— start —

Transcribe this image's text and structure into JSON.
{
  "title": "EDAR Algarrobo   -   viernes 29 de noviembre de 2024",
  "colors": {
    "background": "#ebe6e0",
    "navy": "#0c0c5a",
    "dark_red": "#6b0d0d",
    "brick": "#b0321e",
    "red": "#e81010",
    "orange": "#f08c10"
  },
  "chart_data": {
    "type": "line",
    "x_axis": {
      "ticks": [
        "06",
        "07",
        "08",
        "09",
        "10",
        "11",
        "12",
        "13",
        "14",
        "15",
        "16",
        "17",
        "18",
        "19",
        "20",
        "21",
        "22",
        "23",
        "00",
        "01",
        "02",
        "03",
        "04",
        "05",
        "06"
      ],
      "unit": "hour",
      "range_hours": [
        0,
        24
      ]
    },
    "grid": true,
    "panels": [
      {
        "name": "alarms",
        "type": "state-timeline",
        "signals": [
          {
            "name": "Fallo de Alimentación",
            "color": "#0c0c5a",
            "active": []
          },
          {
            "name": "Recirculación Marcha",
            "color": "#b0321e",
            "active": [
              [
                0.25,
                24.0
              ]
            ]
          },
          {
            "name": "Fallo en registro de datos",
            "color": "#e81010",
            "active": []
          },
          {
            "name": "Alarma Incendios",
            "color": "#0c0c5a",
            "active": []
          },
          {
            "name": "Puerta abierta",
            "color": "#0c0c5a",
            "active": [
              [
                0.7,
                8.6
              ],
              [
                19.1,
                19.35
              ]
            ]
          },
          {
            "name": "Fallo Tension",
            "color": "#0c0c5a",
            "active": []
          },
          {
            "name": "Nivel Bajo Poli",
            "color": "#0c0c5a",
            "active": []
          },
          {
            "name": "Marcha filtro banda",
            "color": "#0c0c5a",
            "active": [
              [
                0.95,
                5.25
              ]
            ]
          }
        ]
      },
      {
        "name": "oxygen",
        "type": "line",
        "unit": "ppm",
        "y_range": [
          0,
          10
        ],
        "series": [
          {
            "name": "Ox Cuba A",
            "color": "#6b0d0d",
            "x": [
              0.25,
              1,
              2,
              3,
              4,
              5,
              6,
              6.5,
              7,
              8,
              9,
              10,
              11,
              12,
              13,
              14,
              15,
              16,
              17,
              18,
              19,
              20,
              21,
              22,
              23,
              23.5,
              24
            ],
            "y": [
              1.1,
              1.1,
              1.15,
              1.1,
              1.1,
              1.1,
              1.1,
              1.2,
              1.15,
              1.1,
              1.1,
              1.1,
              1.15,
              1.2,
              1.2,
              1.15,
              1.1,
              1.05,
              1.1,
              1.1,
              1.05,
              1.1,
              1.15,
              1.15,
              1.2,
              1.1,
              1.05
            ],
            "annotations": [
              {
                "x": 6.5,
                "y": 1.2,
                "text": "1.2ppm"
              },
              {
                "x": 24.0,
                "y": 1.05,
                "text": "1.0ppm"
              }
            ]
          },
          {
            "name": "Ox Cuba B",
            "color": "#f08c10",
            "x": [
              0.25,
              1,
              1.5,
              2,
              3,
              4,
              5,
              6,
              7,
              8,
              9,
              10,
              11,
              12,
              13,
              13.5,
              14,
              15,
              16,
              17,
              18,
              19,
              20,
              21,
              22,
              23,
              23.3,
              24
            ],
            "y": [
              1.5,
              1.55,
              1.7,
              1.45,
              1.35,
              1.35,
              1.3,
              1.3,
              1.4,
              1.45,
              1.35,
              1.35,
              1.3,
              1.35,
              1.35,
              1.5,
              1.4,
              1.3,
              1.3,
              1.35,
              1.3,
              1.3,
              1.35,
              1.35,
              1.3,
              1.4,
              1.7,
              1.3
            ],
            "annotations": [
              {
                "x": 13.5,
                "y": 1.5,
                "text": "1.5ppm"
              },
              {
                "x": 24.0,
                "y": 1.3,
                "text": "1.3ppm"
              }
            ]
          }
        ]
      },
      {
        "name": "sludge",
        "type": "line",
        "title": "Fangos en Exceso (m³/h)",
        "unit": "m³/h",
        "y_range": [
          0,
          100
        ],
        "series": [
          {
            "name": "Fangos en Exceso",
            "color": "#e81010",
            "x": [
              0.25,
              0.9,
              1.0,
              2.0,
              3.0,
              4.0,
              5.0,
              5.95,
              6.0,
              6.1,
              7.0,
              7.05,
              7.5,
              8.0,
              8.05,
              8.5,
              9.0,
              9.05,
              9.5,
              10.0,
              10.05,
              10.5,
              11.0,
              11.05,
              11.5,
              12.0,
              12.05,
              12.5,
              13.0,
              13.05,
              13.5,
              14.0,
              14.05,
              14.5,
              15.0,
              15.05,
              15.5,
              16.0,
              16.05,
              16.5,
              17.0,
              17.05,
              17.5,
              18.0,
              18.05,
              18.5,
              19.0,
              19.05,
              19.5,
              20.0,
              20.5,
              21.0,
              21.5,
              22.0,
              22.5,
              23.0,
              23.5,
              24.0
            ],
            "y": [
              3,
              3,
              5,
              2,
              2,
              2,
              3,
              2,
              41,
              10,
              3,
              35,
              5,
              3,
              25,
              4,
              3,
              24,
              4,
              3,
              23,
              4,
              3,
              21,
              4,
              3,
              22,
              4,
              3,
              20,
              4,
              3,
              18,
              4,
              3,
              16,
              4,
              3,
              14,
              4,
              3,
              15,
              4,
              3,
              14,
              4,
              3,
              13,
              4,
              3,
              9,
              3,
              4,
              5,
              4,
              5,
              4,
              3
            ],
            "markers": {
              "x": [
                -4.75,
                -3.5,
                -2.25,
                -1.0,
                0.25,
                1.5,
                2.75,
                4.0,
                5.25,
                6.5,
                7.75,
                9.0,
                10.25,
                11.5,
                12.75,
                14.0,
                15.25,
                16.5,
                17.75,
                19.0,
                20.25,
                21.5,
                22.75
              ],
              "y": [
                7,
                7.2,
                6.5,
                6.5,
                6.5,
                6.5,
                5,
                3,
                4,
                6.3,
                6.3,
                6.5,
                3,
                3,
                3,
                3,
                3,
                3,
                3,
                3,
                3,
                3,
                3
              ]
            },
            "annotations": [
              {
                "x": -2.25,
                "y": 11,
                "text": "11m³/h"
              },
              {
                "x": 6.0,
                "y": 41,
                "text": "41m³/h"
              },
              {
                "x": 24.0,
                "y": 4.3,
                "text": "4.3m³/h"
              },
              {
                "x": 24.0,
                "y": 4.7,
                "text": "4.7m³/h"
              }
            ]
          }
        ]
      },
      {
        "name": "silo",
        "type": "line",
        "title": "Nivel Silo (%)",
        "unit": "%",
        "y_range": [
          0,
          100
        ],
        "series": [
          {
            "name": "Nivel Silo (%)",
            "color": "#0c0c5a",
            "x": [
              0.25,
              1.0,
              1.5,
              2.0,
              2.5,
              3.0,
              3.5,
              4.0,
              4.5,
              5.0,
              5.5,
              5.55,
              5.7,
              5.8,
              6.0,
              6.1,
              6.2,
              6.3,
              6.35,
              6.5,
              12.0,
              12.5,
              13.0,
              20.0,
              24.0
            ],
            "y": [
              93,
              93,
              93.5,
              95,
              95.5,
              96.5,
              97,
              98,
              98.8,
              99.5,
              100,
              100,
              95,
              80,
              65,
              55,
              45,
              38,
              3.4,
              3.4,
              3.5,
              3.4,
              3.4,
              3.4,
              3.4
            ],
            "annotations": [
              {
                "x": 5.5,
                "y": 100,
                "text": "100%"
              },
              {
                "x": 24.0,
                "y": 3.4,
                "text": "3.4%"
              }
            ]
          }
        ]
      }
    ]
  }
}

— end —

### What the task requires:
Copy down every line of the entries containing the word "Fangos".

### Exercise answer:
        "title": "Fangos en Exceso (m³/h)",
            "name": "Fangos en Exceso",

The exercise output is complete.